▶ **TASK**:
Give all of the lines again exactly as they read.

▶ **Records that describe figures**:
________________________________________

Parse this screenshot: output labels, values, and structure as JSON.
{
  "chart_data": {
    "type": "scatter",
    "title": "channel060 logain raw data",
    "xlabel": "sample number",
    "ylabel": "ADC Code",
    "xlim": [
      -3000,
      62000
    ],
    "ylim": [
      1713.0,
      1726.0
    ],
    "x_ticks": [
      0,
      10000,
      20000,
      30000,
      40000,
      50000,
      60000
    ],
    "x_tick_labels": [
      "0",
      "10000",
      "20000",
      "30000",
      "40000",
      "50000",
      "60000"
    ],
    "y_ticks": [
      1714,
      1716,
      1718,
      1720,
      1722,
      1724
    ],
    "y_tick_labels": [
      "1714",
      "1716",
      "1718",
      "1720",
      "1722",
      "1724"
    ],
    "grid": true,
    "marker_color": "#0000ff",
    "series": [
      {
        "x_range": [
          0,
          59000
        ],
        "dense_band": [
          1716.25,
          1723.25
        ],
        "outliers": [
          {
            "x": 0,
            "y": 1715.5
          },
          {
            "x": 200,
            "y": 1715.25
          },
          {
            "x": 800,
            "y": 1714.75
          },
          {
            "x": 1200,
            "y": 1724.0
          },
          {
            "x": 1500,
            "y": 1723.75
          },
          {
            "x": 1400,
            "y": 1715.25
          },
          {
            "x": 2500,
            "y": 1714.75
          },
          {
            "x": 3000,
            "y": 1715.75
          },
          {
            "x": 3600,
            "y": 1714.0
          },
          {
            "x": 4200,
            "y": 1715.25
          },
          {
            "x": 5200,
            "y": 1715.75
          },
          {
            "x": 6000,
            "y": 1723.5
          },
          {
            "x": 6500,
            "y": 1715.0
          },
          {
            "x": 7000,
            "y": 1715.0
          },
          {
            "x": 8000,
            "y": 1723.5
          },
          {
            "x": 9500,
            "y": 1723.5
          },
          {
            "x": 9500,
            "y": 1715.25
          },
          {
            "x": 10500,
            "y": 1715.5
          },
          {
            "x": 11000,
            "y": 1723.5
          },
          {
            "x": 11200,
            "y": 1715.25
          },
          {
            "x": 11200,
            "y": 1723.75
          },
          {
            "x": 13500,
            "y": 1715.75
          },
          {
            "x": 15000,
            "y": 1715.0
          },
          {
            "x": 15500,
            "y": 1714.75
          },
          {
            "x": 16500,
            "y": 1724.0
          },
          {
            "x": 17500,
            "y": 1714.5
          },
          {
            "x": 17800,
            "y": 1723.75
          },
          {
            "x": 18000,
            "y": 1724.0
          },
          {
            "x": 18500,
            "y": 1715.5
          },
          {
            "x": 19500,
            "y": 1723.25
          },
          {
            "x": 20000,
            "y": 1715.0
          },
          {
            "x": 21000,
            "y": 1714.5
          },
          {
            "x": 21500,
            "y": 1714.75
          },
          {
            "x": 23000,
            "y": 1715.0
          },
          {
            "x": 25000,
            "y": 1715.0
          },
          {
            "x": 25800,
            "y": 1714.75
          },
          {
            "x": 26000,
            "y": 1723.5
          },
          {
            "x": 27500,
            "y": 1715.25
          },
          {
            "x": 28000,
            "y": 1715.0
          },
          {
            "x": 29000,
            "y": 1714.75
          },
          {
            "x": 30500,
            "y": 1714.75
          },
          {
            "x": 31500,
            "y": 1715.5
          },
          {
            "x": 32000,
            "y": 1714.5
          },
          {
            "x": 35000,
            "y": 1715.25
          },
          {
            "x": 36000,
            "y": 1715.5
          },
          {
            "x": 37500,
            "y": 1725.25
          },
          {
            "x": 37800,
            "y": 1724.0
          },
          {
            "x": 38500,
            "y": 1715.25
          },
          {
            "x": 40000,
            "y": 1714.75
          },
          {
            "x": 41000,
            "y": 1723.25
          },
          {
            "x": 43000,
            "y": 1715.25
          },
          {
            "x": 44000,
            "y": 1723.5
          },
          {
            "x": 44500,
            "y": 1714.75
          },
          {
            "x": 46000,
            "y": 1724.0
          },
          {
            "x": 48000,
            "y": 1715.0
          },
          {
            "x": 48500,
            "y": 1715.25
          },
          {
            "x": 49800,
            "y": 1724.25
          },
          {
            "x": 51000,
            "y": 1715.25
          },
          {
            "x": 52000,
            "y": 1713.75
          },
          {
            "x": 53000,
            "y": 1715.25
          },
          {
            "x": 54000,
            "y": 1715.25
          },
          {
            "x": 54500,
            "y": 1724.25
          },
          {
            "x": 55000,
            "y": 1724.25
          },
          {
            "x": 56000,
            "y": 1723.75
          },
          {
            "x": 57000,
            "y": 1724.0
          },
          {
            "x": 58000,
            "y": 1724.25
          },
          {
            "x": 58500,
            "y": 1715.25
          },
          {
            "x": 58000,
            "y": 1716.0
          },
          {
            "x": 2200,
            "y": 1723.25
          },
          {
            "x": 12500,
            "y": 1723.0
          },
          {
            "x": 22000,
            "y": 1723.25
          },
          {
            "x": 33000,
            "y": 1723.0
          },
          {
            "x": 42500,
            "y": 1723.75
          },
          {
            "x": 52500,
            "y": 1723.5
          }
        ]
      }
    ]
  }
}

________________________________________

▶ **WRITTEN REPLY**:
Parse this screenshot: output labels, values, and structure as JSON.
{
  "chart_data": {
    "type": "scatter",
    "title": "channel060 logain raw data",
    "xlabel": "sample number",
    "ylabel": "ADC Code",
    "xlim": [
      -3000,
      62000
    ],
    "ylim": [
      1713.0,
      1726.0
    ],
    "x_ticks": [
      0,
      10000,
      20000,
      30000,
      40000,
      50000,
      60000
    ],
    "x_tick_labels": [
      "0",
      "10000",
      "20000",
      "30000",
      "40000",
      "50000",
      "60000"
    ],
    "y_ticks": [
      1714,
      1716,
      1718,
      1720,
      1722,
      1724
    ],
    "y_tick_labels": [
      "1714",
      "1716",
      "1718",
      "1720",
      "1722",
      "1724"
    ],
    "grid": true,
    "marker_color": "#0000ff",
    "series": [
      {
        "x_range": [
          0,
          59000
        ],
        "dense_band": [
          1716.25,
          1723.25
        ],
        "outliers": [
          {
            "x": 0,
            "y": 1715.5
          },
          {
            "x": 200,
            "y": 1715.25
          },
          {
            "x": 800,
            "y": 1714.75
          },
          {
            "x": 1200,
            "y": 1724.0
          },
          {
            "x": 1500,
            "y": 1723.75
          },
          {
            "x": 1400,
            "y": 1715.25
          },
          {
            "x": 2500,
            "y": 1714.75
          },
          {
            "x": 3000,
            "y": 1715.75
          },
          {
            "x": 3600,
            "y": 1714.0
          },
          {
            "x": 4200,
            "y": 1715.25
          },
          {
            "x": 5200,
            "y": 1715.75
          },
          {
            "x": 6000,
            "y": 1723.5
          },
          {
            "x": 6500,
            "y": 1715.0
          },
          {
            "x": 7000,
            "y": 1715.0
          },
          {
            "x": 8000,
            "y": 1723.5
          },
          {
            "x": 9500,
            "y": 1723.5
          },
          {
            "x": 9500,
            "y": 1715.25
          },
          {
            "x": 10500,
            "y": 1715.5
          },
          {
            "x": 11000,
            "y": 1723.5
          },
          {
            "x": 11200,
            "y": 1715.25
          },
          {
            "x": 11200,
            "y": 1723.75
          },
          {
            "x": 13500,
            "y": 1715.75
          },
          {
            "x": 15000,
            "y": 1715.0
          },
          {
            "x": 15500,
            "y": 1714.75
          },
          {
            "x": 16500,
            "y": 1724.0
          },
          {
            "x": 17500,
            "y": 1714.5
          },
          {
            "x": 17800,
            "y": 1723.75
          },
          {
            "x": 18000,
            "y": 1724.0
          },
          {
            "x": 18500,
            "y": 1715.5
          },
          {
            "x": 19500,
            "y": 1723.25
          },
          {
            "x": 20000,
            "y": 1715.0
          },
          {
            "x": 21000,
            "y": 1714.5
          },
          {
            "x": 21500,
            "y": 1714.75
          },
          {
            "x": 23000,
            "y": 1715.0
          },
          {
            "x": 25000,
            "y": 1715.0
          },
          {
            "x": 25800,
            "y": 1714.75
          },
          {
            "x": 26000,
            "y": 1723.5
          },
          {
            "x": 27500,
            "y": 1715.25
          },
          {
            "x": 28000,
            "y": 1715.0
          },
          {
            "x": 29000,
            "y": 1714.75
          },
          {
            "x": 30500,
            "y": 1714.75
          },
          {
            "x": 31500,
            "y": 1715.5
          },
          {
            "x": 32000,
            "y": 1714.5
          },
          {
            "x": 35000,
            "y": 1715.25
          },
          {
            "x": 36000,
            "y": 1715.5
          },
          {
            "x": 37500,
            "y": 1725.25
          },
          {
            "x": 37800,
            "y": 1724.0
          },
          {
            "x": 38500,
            "y": 1715.25
          },
          {
            "x": 40000,
            "y": 1714.75
          },
          {
            "x": 41000,
            "y": 1723.25
          },
          {
            "x": 43000,
            "y": 1715.25
          },
          {
            "x": 44000,
            "y": 1723.5
          },
          {
            "x": 44500,
            "y": 1714.75
          },
          {
            "x": 46000,
            "y": 1724.0
          },
          {
            "x": 48000,
            "y": 1715.0
          },
          {
            "x": 48500,
            "y": 1715.25
          },
          {
            "x": 49800,
            "y": 1724.25
          },
          {
            "x": 51000,
            "y": 1715.25
          },
          {
            "x": 52000,
            "y": 1713.75
          },
          {
            "x": 53000,
            "y": 1715.25
          },
          {
            "x": 54000,
            "y": 1715.25
          },
          {
            "x": 54500,
            "y": 1724.25
          },
          {
            "x": 55000,
            "y": 1724.25
          },
          {
            "x": 56000,
            "y": 1723.75
          },
          {
            "x": 57000,
            "y": 1724.0
          },
          {
            "x": 58000,
            "y": 1724.25
          },
          {
            "x": 58500,
            "y": 1715.25
          },
          {
            "x": 58000,
            "y": 1716.0
          },
          {
            "x": 2200,
            "y": 1723.25
          },
          {
            "x": 12500,
            "y": 1723.0
          },
          {
            "x": 22000,
            "y": 1723.25
          },
          {
            "x": 33000,
            "y": 1723.0
          },
          {
            "x": 42500,
            "y": 1723.75
          },
          {
            "x": 52500,
            "y": 1723.5
          }
        ]
      }
    ]
  }
}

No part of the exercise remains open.